## START DATA ROWS

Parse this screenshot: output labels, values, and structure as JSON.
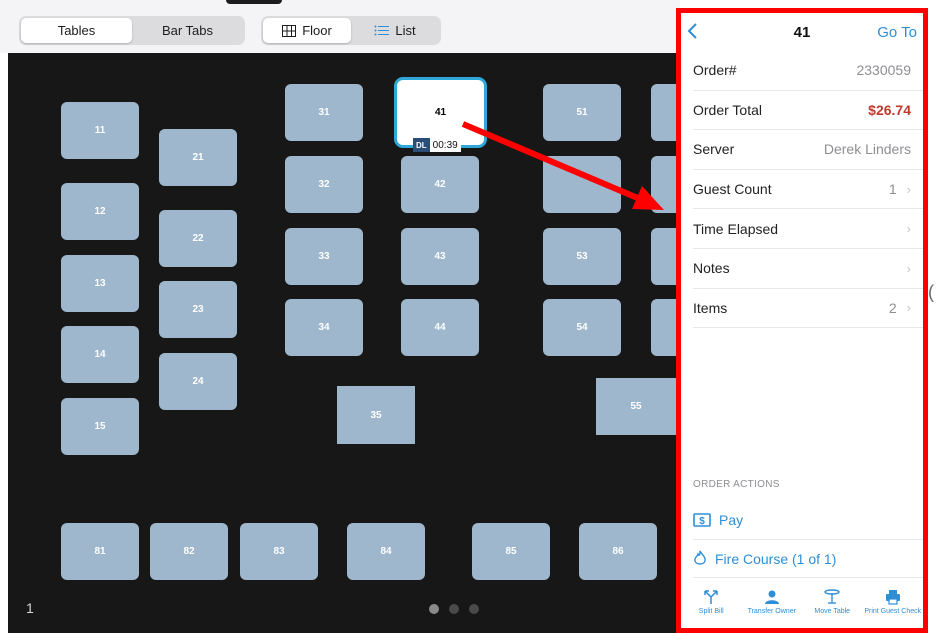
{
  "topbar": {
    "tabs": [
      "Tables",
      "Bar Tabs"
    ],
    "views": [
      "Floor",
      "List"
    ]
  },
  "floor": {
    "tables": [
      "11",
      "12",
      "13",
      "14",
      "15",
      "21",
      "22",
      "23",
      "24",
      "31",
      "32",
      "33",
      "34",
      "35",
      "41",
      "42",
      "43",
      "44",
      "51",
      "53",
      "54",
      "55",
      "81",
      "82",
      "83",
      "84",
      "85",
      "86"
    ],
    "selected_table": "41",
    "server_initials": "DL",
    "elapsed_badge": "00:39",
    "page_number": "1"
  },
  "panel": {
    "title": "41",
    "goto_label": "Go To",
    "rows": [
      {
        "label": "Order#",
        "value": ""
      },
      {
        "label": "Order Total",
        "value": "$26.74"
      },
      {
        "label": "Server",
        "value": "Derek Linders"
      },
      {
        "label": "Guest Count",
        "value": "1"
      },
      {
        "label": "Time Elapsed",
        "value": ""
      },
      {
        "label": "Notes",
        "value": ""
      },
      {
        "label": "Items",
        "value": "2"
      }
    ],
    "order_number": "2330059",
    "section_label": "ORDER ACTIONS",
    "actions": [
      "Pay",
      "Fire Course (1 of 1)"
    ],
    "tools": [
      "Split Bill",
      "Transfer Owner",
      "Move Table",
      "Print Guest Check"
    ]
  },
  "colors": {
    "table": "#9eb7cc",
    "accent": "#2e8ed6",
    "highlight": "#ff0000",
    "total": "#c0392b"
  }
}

## END DATA ROWS

▶ **SET PROBLEM**: Reply with nothing but the number of lines in the data above that contain "Guest".

▶ **WRITTEN ANSWER**: 2